# Source passage:
□ □ □

In the Tzeltal indigenous community of Amatenango del Valle, half an hour outside of San Cristobal de las Casas, Chiapas, colorful splashes of traditional pottery mark the town out as unique and cement its position as a Pueblo Magico.
In a town renowned for the quality of its craftsmanship, one of its most notable artisans is 40-year-old Juana Gómez Ramírez, a celebrated maker of ceramic jaguars.
The jaguar, a sacred animal for the Tzeltal and other ancient indigenous cultures, has been an object of worship among Mayan peoples for millennia. It symbolizes the power and ferocity of the deities. Gómez fixes this essence of the jaguar in clay, honing her community’s unwritten history into tangible form.
Her story begins with her mother, Feliciana Ramírez, and her mother before her, who both sold their wares on the side of the road in the same pueblo in which Juana and her family still reside. Now Gómez, alongside a loose cooperative of artisans and family, makes life-sized jaguars that are painstakingly crafted over the course of weeks — sometimes even months — and then hand painted in minute detail.

□ □ □

# Data extracts:

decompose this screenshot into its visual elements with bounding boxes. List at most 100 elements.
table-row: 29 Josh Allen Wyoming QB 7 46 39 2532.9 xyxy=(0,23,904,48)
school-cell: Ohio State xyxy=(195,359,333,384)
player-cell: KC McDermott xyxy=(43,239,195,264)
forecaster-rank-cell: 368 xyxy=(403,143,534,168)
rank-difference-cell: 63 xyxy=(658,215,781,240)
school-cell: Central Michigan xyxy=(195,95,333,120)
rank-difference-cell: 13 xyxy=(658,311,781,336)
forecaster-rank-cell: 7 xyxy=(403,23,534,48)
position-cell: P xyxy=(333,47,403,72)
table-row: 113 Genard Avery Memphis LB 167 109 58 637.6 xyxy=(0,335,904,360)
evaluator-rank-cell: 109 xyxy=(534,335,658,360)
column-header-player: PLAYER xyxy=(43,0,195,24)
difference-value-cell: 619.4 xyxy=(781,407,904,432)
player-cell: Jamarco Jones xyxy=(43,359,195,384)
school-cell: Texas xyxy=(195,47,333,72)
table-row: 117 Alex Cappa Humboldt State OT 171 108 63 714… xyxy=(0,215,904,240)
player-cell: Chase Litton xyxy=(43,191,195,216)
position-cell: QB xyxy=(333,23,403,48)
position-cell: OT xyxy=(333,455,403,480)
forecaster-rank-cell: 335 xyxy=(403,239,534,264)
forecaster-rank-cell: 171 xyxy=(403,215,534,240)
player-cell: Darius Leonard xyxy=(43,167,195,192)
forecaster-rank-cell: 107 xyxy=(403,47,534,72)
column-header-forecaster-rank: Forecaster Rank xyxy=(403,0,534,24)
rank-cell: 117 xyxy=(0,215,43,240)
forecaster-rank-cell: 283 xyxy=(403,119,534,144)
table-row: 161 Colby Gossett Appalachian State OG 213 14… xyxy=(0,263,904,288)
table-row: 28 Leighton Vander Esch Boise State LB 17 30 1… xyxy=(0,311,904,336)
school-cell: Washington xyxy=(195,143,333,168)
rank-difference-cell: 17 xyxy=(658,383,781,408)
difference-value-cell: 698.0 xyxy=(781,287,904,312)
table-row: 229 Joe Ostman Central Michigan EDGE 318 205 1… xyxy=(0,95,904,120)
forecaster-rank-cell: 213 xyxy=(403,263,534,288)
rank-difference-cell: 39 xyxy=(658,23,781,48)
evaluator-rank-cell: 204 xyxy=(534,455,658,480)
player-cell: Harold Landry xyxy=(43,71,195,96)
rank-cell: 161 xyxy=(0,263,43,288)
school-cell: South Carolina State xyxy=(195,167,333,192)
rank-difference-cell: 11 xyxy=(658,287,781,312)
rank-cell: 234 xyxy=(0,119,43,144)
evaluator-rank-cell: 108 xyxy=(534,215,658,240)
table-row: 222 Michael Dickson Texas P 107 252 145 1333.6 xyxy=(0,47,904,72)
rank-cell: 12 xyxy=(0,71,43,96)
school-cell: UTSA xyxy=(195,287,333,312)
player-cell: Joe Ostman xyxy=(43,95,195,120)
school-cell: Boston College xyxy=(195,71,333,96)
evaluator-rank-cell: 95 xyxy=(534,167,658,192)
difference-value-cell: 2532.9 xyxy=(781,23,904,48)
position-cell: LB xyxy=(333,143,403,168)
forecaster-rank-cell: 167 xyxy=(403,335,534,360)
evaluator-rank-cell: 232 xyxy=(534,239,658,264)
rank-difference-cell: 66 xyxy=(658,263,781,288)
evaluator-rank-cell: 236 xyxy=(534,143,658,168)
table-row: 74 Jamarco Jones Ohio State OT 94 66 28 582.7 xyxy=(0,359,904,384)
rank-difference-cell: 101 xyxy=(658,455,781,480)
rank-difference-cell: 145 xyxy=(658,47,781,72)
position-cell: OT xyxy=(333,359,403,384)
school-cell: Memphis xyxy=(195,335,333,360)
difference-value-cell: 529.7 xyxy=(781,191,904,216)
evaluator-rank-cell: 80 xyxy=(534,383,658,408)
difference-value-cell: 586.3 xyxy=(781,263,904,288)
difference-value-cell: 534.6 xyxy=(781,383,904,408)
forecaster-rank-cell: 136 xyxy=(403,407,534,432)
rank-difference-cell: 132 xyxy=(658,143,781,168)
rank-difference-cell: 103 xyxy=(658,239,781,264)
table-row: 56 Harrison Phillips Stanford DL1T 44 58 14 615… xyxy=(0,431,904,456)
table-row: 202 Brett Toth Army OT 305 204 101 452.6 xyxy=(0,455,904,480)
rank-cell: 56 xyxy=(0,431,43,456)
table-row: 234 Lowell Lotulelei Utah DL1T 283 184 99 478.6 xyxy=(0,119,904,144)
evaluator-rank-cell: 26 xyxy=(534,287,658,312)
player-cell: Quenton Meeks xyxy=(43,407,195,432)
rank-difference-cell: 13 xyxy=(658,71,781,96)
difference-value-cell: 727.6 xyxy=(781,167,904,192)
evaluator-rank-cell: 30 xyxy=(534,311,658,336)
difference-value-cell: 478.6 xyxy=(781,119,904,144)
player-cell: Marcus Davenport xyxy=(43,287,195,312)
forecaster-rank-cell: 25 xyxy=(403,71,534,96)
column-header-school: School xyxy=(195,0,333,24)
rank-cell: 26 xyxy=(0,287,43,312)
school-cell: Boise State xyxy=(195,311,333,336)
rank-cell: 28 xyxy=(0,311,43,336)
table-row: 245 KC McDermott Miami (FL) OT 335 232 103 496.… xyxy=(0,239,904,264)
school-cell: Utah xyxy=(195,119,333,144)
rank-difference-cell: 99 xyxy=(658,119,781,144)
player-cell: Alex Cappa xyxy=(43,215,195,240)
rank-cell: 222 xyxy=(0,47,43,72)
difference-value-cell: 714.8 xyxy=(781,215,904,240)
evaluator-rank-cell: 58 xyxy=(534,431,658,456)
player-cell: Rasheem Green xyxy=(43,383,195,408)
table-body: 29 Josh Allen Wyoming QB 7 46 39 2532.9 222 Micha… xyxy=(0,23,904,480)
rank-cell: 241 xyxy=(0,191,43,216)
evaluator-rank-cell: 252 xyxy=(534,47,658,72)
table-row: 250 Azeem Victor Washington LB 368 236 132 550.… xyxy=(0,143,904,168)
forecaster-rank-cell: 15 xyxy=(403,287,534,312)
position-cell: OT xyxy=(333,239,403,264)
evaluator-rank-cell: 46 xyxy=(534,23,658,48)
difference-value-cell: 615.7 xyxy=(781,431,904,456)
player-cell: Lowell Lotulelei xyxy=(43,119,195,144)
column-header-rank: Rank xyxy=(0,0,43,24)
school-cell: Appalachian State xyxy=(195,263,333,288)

□ □ □

# Tasks to perform:
A – Answer these questions from the passage on Amatenango del Valle pottery:
(i) How old is Juana Gómez Ramírez?
(ii) What does the jaguar symbolize?
(iii) What is the name of Gómez's mother?
B – Quote everything in the passage on Amatenango del Valle pottery from "In the Tzeltal" down to "into tangible form.".

# Replies:
A –
(i) 40 years old
(ii) The power and ferocity of the deities
(iii) Feliciana Ramírez

B –
In the Tzeltal indigenous community of Amatenango del Valle, half an hour outside of San Cristobal de las Casas, Chiapas, colorful splashes of traditional pottery mark the town out as unique and cement its position as a Pueblo Magico.
In a town renowned for the quality of its craftsmanship, one of its most notable artisans is 40-year-old Juana Gómez Ramírez, a celebrated maker of ceramic jaguars.
The jaguar, a sacred animal for the Tzeltal and other ancient indigenous cultures, has been an object of worship among Mayan peoples for millennia. It symbolizes the power and ferocity of the deities. Gómez fixes this essence of the jaguar in clay, honing her community’s unwritten history into tangible form.